BEGIN

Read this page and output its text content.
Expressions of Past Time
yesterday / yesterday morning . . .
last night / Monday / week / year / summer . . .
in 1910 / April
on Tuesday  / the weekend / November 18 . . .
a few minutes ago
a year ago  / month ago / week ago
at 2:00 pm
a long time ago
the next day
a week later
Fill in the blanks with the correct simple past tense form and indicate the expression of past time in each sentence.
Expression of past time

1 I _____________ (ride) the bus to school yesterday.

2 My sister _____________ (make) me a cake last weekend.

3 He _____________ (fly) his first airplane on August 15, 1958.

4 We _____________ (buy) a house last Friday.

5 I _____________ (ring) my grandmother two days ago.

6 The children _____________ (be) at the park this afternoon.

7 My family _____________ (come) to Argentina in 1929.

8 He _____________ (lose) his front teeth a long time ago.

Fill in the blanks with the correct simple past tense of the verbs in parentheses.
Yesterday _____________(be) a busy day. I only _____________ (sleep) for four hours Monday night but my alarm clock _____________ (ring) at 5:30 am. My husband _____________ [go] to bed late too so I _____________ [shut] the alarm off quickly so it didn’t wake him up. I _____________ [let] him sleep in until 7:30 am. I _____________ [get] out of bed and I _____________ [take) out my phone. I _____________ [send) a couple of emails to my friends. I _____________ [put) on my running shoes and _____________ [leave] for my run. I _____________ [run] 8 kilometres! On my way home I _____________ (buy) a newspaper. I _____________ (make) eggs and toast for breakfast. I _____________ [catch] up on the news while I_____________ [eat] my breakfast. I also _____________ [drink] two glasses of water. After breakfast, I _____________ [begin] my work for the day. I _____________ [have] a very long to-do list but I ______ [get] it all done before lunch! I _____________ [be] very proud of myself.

END

WHAT THE TASK REQUIRES: Print the material verbatim, all of it.

TASK SOLUTION:
Read this page and output its text content.
Expressions of Past Time
yesterday / yesterday morning . . .
last night / Monday / week / year / summer . . .
in 1910 / April
on Tuesday  / the weekend / November 18 . . .
a few minutes ago
a year ago  / month ago / week ago
at 2:00 pm
a long time ago
the next day
a week later
Fill in the blanks with the correct simple past tense form and indicate the expression of past time in each sentence.
Expression of past time

1 I _____________ (ride) the bus to school yesterday.

2 My sister _____________ (make) me a cake last weekend.

3 He _____________ (fly) his first airplane on August 15, 1958.

4 We _____________ (buy) a house last Friday.

5 I _____________ (ring) my grandmother two days ago.

6 The children _____________ (be) at the park this afternoon.

7 My family _____________ (come) to Argentina in 1929.

8 He _____________ (lose) his front teeth a long time ago.

Fill in the blanks with the correct simple past tense of the verbs in parentheses.
Yesterday _____________(be) a busy day. I only _____________ (sleep) for four hours Monday night but my alarm clock _____________ (ring) at 5:30 am. My husband _____________ [go] to bed late too so I _____________ [shut] the alarm off quickly so it didn’t wake him up. I _____________ [let] him sleep in until 7:30 am. I _____________ [get] out of bed and I _____________ [take) out my phone. I _____________ [send) a couple of emails to my friends. I _____________ [put) on my running shoes and _____________ [leave] for my run. I _____________ [run] 8 kilometres! On my way home I _____________ (buy) a newspaper. I _____________ (make) eggs and toast for breakfast. I _____________ [catch] up on the news while I_____________ [eat] my breakfast. I also _____________ [drink] two glasses of water. After breakfast, I _____________ [begin] my work for the day. I _____________ [have] a very long to-do list but I ______ [get] it all done before lunch! I _____________ [be] very proud of myself.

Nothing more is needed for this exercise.